## start EXERCISE INPUT

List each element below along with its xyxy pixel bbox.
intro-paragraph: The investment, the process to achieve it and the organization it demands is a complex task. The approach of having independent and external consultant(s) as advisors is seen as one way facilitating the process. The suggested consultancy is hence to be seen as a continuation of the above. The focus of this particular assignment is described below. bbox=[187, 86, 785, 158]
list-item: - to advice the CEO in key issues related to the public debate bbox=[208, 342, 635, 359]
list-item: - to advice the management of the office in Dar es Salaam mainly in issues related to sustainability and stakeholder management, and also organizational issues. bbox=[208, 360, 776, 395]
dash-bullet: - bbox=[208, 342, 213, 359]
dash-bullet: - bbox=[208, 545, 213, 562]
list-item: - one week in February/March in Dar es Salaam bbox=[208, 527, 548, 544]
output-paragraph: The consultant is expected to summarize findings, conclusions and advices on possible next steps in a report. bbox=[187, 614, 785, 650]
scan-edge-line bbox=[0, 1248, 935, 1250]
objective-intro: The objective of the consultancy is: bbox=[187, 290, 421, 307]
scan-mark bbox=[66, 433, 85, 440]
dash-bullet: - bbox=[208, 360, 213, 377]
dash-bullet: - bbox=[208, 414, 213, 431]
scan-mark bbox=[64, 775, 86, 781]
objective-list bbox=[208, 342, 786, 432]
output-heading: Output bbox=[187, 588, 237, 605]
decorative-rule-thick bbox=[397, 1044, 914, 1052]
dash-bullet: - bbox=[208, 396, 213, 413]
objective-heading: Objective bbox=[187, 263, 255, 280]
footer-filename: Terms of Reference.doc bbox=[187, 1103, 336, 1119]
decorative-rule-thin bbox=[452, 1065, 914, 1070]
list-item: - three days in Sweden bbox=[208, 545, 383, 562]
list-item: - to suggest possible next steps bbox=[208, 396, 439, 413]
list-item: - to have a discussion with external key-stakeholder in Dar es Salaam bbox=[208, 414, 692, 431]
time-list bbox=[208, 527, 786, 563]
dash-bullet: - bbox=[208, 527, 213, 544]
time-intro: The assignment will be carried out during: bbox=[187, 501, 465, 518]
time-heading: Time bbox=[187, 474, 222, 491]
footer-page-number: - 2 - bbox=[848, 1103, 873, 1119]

## end EXERCISE INPUT

WHAT TO WORK ON: Turn every line of the records above into a JSON array of strings, with one string per line and any blank lines skipped.

WRITTEN ANSWER:
[
  "List each element below along with its xyxy pixel bbox.",
  "intro-paragraph: The investment, the process to achieve it and the organization it demands is a complex task. The approach of having independent and external consultant(s) as advisors is seen as one way facilitating the process. The suggested consultancy is hence to be seen as a continuation of the above. The focus of this particular assignment is described below. bbox=[187, 86, 785, 158]",
  "list-item: - to advice the CEO in key issues related to the public debate bbox=[208, 342, 635, 359]",
  "list-item: - to advice the management of the office in Dar es Salaam mainly in issues related to sustainability and stakeholder management, and also organizational issues. bbox=[208, 360, 776, 395]",
  "dash-bullet: - bbox=[208, 342, 213, 359]",
  "dash-bullet: - bbox=[208, 545, 213, 562]",
  "list-item: - one week in February/March in Dar es Salaam bbox=[208, 527, 548, 544]",
  "output-paragraph: The consultant is expected to summarize findings, conclusions and advices on possible next steps in a report. bbox=[187, 614, 785, 650]",
  "scan-edge-line bbox=[0, 1248, 935, 1250]",
  "objective-intro: The objective of the consultancy is: bbox=[187, 290, 421, 307]",
  "scan-mark bbox=[66, 433, 85, 440]",
  "dash-bullet: - bbox=[208, 360, 213, 377]",
  "dash-bullet: - bbox=[208, 414, 213, 431]",
  "scan-mark bbox=[64, 775, 86, 781]",
  "objective-list bbox=[208, 342, 786, 432]",
  "output-heading: Output bbox=[187, 588, 237, 605]",
  "decorative-rule-thick bbox=[397, 1044, 914, 1052]",
  "dash-bullet: - bbox=[208, 396, 213, 413]",
  "objective-heading: Objective bbox=[187, 263, 255, 280]",
  "footer-filename: Terms of Reference.doc bbox=[187, 1103, 336, 1119]",
  "decorative-rule-thin bbox=[452, 1065, 914, 1070]",
  "list-item: - three days in Sweden bbox=[208, 545, 383, 562]",
  "list-item: - to suggest possible next steps bbox=[208, 396, 439, 413]",
  "list-item: - to have a discussion with external key-stakeholder in Dar es Salaam bbox=[208, 414, 692, 431]",
  "time-list bbox=[208, 527, 786, 563]",
  "dash-bullet: - bbox=[208, 527, 213, 544]",
  "time-intro: The assignment will be carried out during: bbox=[187, 501, 465, 518]",
  "time-heading: Time bbox=[187, 474, 222, 491]",
  "footer-page-number: - 2 - bbox=[848, 1103, 873, 1119]"
]